List all lines in the material below that contain "JSON".

** begin Input data **

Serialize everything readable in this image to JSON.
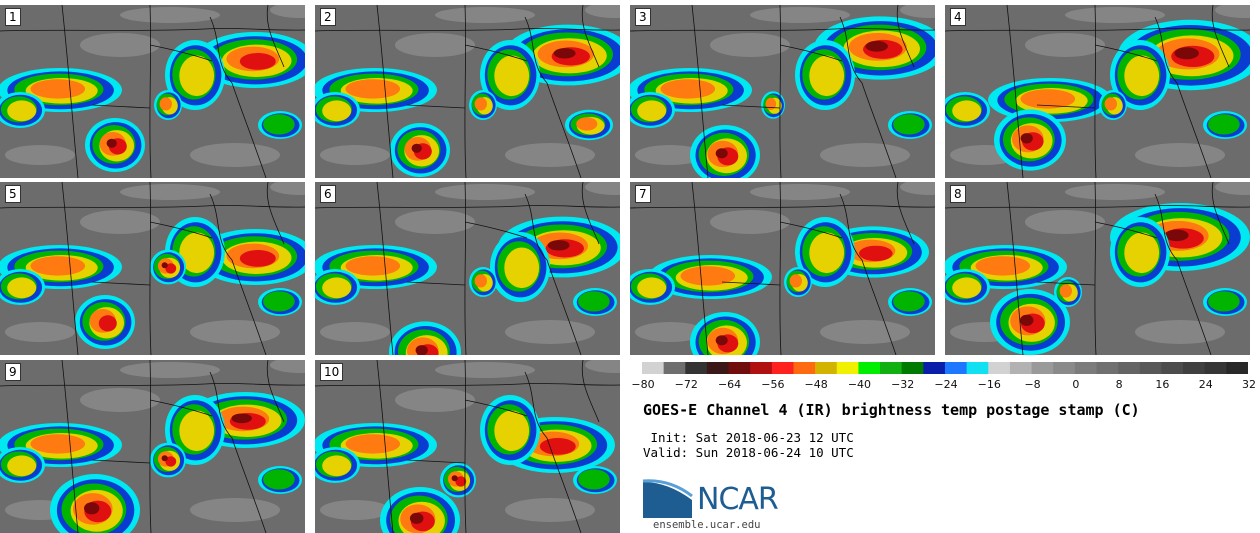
{
  "panels": [
    {
      "label": "1"
    },
    {
      "label": "2"
    },
    {
      "label": "3"
    },
    {
      "label": "4"
    },
    {
      "label": "5"
    },
    {
      "label": "6"
    },
    {
      "label": "7"
    },
    {
      "label": "8"
    },
    {
      "label": "9"
    },
    {
      "label": "10"
    }
  ],
  "colorbar": {
    "colors": [
      "#d2d2d2",
      "#6e6e6e",
      "#333333",
      "#3a1818",
      "#700e0e",
      "#b01010",
      "#ff2020",
      "#ff6a10",
      "#d2b400",
      "#f0f000",
      "#00ee00",
      "#10b010",
      "#007a00",
      "#0a1eaa",
      "#1e78ff",
      "#10e0f0",
      "#d2d2d2",
      "#b2b2b2",
      "#9a9a9a",
      "#8a8a8a",
      "#7c7c7c",
      "#707070",
      "#646464",
      "#585858",
      "#4c4c4c",
      "#404040",
      "#363636",
      "#282828"
    ],
    "ticks": [
      "−80",
      "−72",
      "−64",
      "−56",
      "−48",
      "−40",
      "−32",
      "−24",
      "−16",
      "−8",
      "0",
      "8",
      "16",
      "24",
      "32"
    ]
  },
  "title": "GOES-E Channel 4 (IR) brightness temp postage stamp (C)",
  "init_line": " Init: Sat 2018-06-23 12 UTC",
  "valid_line": "Valid: Sun 2018-06-24 10 UTC",
  "logo": {
    "name": "NCAR",
    "url": "ensemble.ucar.edu",
    "color": "#1d5d92"
  }
}
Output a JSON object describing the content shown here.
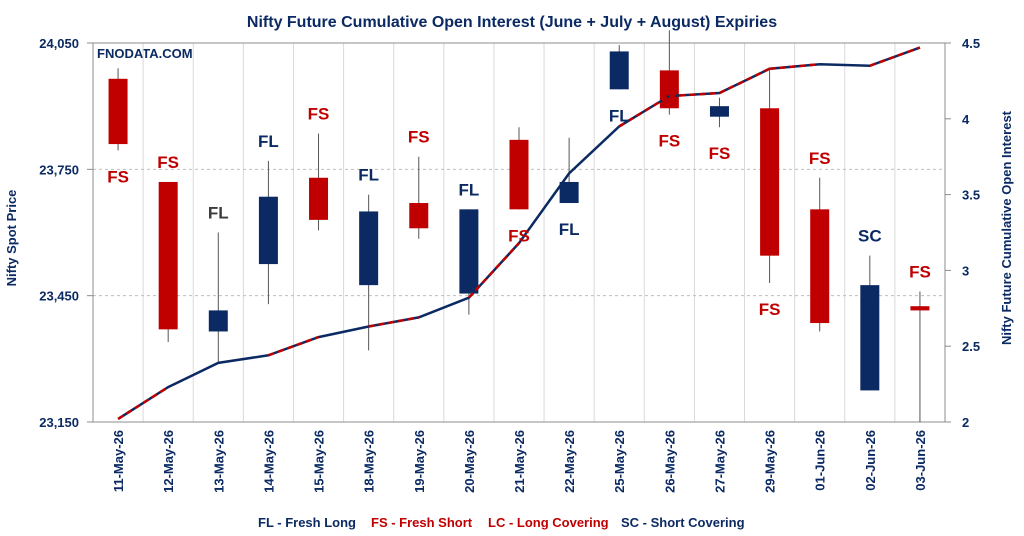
{
  "chart_data": {
    "type": "candlestick_line",
    "title": "Nifty Future Cumulative Open Interest (June + July + August) Expiries",
    "watermark": "FNODATA.COM",
    "ylabel": "Nifty Spot Price",
    "y2label": "Nifty Future Cumulative Open Interest",
    "ylim": [
      23150,
      24050
    ],
    "yticks": [
      23150,
      23450,
      23750,
      24050
    ],
    "ytick_labels": [
      "23,150",
      "23,450",
      "23,750",
      "24,050"
    ],
    "y2lim": [
      2,
      4.5
    ],
    "y2ticks": [
      2,
      2.5,
      3,
      3.5,
      4,
      4.5
    ],
    "y2tick_labels": [
      "2",
      "2.5",
      "3",
      "3.5",
      "4",
      "4.5"
    ],
    "categories": [
      "11-May-26",
      "12-May-26",
      "13-May-26",
      "14-May-26",
      "15-May-26",
      "18-May-26",
      "19-May-26",
      "20-May-26",
      "21-May-26",
      "22-May-26",
      "25-May-26",
      "26-May-26",
      "27-May-26",
      "29-May-26",
      "01-Jun-26",
      "02-Jun-26",
      "03-Jun-26"
    ],
    "candles": [
      {
        "open": 23810,
        "close": 23965,
        "high": 23990,
        "low": 23795,
        "color": "red"
      },
      {
        "open": 23370,
        "close": 23720,
        "high": 23720,
        "low": 23340,
        "color": "red"
      },
      {
        "open": 23365,
        "close": 23415,
        "high": 23600,
        "low": 23290,
        "color": "blue"
      },
      {
        "open": 23525,
        "close": 23685,
        "high": 23770,
        "low": 23430,
        "color": "blue"
      },
      {
        "open": 23630,
        "close": 23730,
        "high": 23835,
        "low": 23605,
        "color": "red"
      },
      {
        "open": 23475,
        "close": 23650,
        "high": 23690,
        "low": 23320,
        "color": "blue"
      },
      {
        "open": 23610,
        "close": 23670,
        "high": 23780,
        "low": 23585,
        "color": "red"
      },
      {
        "open": 23455,
        "close": 23655,
        "high": 23655,
        "low": 23405,
        "color": "blue"
      },
      {
        "open": 23655,
        "close": 23820,
        "high": 23850,
        "low": 23655,
        "color": "red"
      },
      {
        "open": 23670,
        "close": 23720,
        "high": 23825,
        "low": 23670,
        "color": "blue"
      },
      {
        "open": 23940,
        "close": 24030,
        "high": 24045,
        "low": 23940,
        "color": "blue"
      },
      {
        "open": 23895,
        "close": 23985,
        "high": 24080,
        "low": 23880,
        "color": "red"
      },
      {
        "open": 23875,
        "close": 23900,
        "high": 23920,
        "low": 23850,
        "color": "blue"
      },
      {
        "open": 23545,
        "close": 23895,
        "high": 23985,
        "low": 23480,
        "color": "red"
      },
      {
        "open": 23385,
        "close": 23655,
        "high": 23730,
        "low": 23365,
        "color": "red"
      },
      {
        "open": 23225,
        "close": 23475,
        "high": 23545,
        "low": 23225,
        "color": "blue"
      },
      {
        "open": 23415,
        "close": 23425,
        "high": 23460,
        "low": 23150,
        "color": "red"
      }
    ],
    "oi_line": [
      2.02,
      2.23,
      2.39,
      2.44,
      2.56,
      2.63,
      2.69,
      2.82,
      3.18,
      3.64,
      3.95,
      4.15,
      4.17,
      4.33,
      4.36,
      4.35,
      4.47
    ],
    "candle_tags": [
      {
        "label": "FS",
        "color": "red",
        "pos": "below"
      },
      {
        "label": "FS",
        "color": "red",
        "pos": "above"
      },
      {
        "label": "FL",
        "color": "gray",
        "pos": "above"
      },
      {
        "label": "FL",
        "color": "blue",
        "pos": "above"
      },
      {
        "label": "FS",
        "color": "red",
        "pos": "above"
      },
      {
        "label": "FL",
        "color": "blue",
        "pos": "above"
      },
      {
        "label": "FS",
        "color": "red",
        "pos": "above"
      },
      {
        "label": "FL",
        "color": "blue",
        "pos": "above"
      },
      {
        "label": "FS",
        "color": "red",
        "pos": "below"
      },
      {
        "label": "FL",
        "color": "blue",
        "pos": "below"
      },
      {
        "label": "FL",
        "color": "blue",
        "pos": "below"
      },
      {
        "label": "FS",
        "color": "red",
        "pos": "below"
      },
      {
        "label": "FS",
        "color": "red",
        "pos": "below"
      },
      {
        "label": "FS",
        "color": "red",
        "pos": "below"
      },
      {
        "label": "FS",
        "color": "red",
        "pos": "above"
      },
      {
        "label": "SC",
        "color": "blue",
        "pos": "above"
      },
      {
        "label": "FS",
        "color": "red",
        "pos": "above"
      }
    ],
    "legend": [
      {
        "label": "FL - Fresh Long",
        "color": "blue"
      },
      {
        "label": "FS - Fresh Short",
        "color": "red"
      },
      {
        "label": "LC - Long Covering",
        "color": "red"
      },
      {
        "label": "SC - Short Covering",
        "color": "blue"
      }
    ],
    "colors": {
      "red": "#c00000",
      "blue": "#0b2a63",
      "gray": "#3b3b3b",
      "grid": "#d9d9d9",
      "axis": "#8c8c8c"
    }
  }
}
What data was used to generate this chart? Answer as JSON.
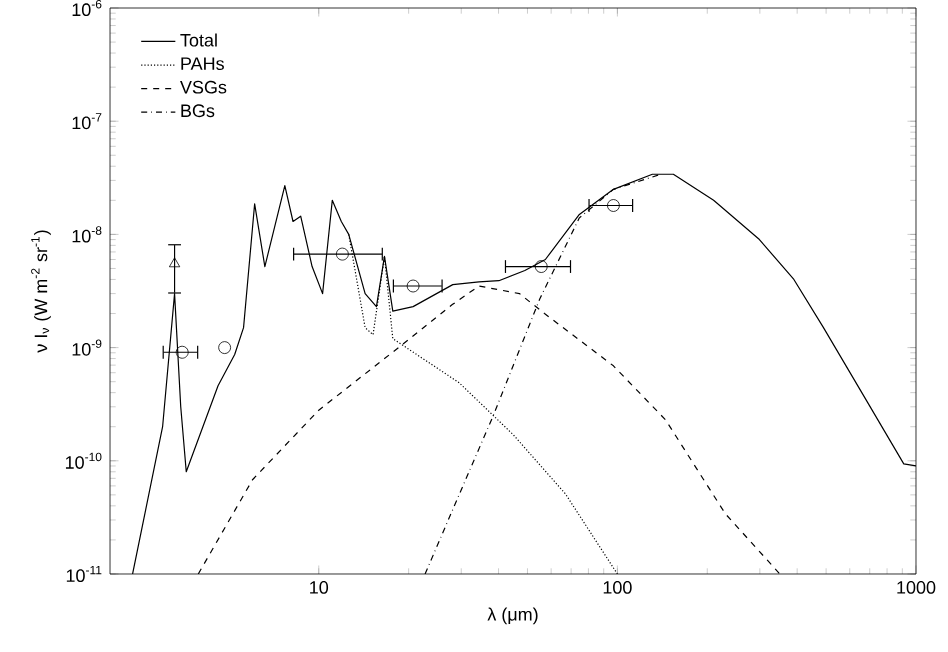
{
  "chart_data": {
    "type": "line",
    "xlabel": "λ (μm)",
    "ylabel": "ν I$_{ν}$ (W m$^{-2}$ sr$^{-1}$)",
    "log": "xy",
    "xlim": [
      2,
      1000
    ],
    "ylim": [
      1e-11,
      1e-06
    ],
    "xticks": [
      10,
      100,
      1000
    ],
    "yticks": [
      {
        "value": 1e-11,
        "label": "10$^{-11}$"
      },
      {
        "value": 1e-10,
        "label": "10$^{-10}$"
      },
      {
        "value": 1e-09,
        "label": "10$^{-9}$"
      },
      {
        "value": 1e-08,
        "label": "10$^{-8}$"
      },
      {
        "value": 1e-07,
        "label": "10$^{-7}$"
      },
      {
        "value": 1e-06,
        "label": "10$^{-6}$"
      }
    ],
    "legend": "top left",
    "series": [
      {
        "name": "Total",
        "color": "#000000",
        "line_style": "solid",
        "x": [
          2.38,
          3.0,
          3.29,
          3.45,
          3.6,
          4.6,
          5.23,
          5.6,
          6.1,
          6.6,
          7.7,
          8.2,
          8.7,
          9.5,
          10.3,
          11.1,
          11.9,
          12.6,
          14.3,
          15.6,
          16.6,
          17.7,
          20.7,
          28.1,
          34.4,
          40.1,
          49,
          57.4,
          74.6,
          97,
          131,
          154,
          210,
          299,
          390,
          490,
          683,
          910,
          1000
        ],
        "values": [
          1e-11,
          2e-10,
          3e-09,
          3e-10,
          8e-11,
          4.6e-10,
          8.7e-10,
          1.5e-09,
          1.86e-08,
          5.2e-09,
          2.7e-08,
          1.3e-08,
          1.45e-08,
          5.2e-09,
          3e-09,
          2e-08,
          1.3e-08,
          1e-08,
          3e-09,
          2.3e-09,
          6.4e-09,
          2.1e-09,
          2.3e-09,
          3.6e-09,
          3.8e-09,
          3.9e-09,
          4.8e-09,
          6e-09,
          1.5e-08,
          2.5e-08,
          3.4e-08,
          3.4e-08,
          2e-08,
          9e-09,
          4e-09,
          1.5e-09,
          3.4e-10,
          9.4e-11,
          9e-11
        ]
      },
      {
        "name": "PAHs",
        "color": "#000000",
        "line_style": "dotted",
        "x": [
          12.6,
          14.3,
          15.2,
          16.6,
          17.7,
          29.5,
          44.8,
          67,
          100
        ],
        "values": [
          1e-08,
          1.5e-09,
          1.3e-09,
          6.4e-09,
          1.2e-09,
          4.9e-10,
          1.7e-10,
          5.1e-11,
          1e-11
        ]
      },
      {
        "name": "VSGs",
        "color": "#000000",
        "line_style": "dashed",
        "x": [
          3.95,
          6.0,
          10,
          18.5,
          28,
          34.4,
          47,
          57,
          97,
          145,
          230,
          350
        ],
        "values": [
          1e-11,
          6.8e-11,
          2.8e-10,
          1e-09,
          2.4e-09,
          3.5e-09,
          3e-09,
          2e-09,
          6.9e-10,
          2.3e-10,
          3.4e-11,
          1e-11
        ]
      },
      {
        "name": "BGs",
        "color": "#000000",
        "line_style": "dashdot",
        "x": [
          22.7,
          29.5,
          38.4,
          55,
          74.6,
          97,
          140
        ],
        "values": [
          1e-11,
          5e-11,
          2.5e-10,
          2.7e-09,
          1.4e-08,
          2.5e-08,
          3.4e-08
        ]
      },
      {
        "type": "scatter",
        "marker": "circle",
        "color": "#000000",
        "x": [
          3.49,
          4.84,
          12.0,
          20.7,
          55.6,
          97
        ],
        "values": [
          9.1e-10,
          1e-09,
          6.7e-09,
          3.5e-09,
          5.2e-09,
          1.8e-08
        ],
        "xerrors": [
          [
            3.0,
            3.95
          ],
          null,
          [
            8.2,
            16.4
          ],
          [
            17.7,
            26
          ],
          [
            42,
            70
          ],
          [
            80,
            113
          ]
        ]
      },
      {
        "type": "scatter",
        "marker": "triangle",
        "color": "#000000",
        "x": [
          3.29
        ],
        "values": [
          5.5e-09
        ],
        "errors": [
          [
            3e-09,
            8.2e-09
          ]
        ]
      }
    ]
  }
}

** end Input data **

▸ **The response**
Serialize everything readable in this image to JSON.
Output a JSON object describing the content shown here.
What data was used to generate this chart? Answer as JSON.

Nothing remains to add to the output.